Work out how many lines contain "nooit". Reply with the count alone.
======== Rows ========
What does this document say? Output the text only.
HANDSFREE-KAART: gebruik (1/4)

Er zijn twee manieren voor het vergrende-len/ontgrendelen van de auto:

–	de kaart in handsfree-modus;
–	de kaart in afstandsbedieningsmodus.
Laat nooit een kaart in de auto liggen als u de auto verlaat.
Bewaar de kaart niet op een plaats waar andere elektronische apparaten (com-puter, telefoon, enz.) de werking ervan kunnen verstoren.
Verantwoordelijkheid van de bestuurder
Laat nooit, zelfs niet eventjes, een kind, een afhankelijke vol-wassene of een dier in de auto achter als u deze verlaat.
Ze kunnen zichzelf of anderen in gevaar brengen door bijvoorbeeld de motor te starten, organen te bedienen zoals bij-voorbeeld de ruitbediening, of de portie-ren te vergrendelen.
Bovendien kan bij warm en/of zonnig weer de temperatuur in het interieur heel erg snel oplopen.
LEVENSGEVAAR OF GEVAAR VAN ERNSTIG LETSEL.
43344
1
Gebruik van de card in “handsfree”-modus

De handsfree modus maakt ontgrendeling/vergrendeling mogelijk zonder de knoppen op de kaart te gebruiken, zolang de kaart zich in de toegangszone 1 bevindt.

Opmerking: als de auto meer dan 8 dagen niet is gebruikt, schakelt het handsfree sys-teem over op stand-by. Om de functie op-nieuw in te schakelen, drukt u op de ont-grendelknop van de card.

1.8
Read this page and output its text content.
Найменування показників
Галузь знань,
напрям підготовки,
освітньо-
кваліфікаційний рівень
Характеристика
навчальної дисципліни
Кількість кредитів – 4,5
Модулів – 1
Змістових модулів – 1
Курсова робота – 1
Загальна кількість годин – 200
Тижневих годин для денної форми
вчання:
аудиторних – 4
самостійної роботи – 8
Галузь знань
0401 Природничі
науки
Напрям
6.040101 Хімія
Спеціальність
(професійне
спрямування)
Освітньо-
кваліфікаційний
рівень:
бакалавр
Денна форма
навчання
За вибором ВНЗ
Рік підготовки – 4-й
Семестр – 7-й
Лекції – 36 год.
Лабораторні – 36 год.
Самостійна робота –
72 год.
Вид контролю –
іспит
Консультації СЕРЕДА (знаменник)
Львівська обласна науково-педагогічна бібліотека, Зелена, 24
========
▶ _Exercise solution_
2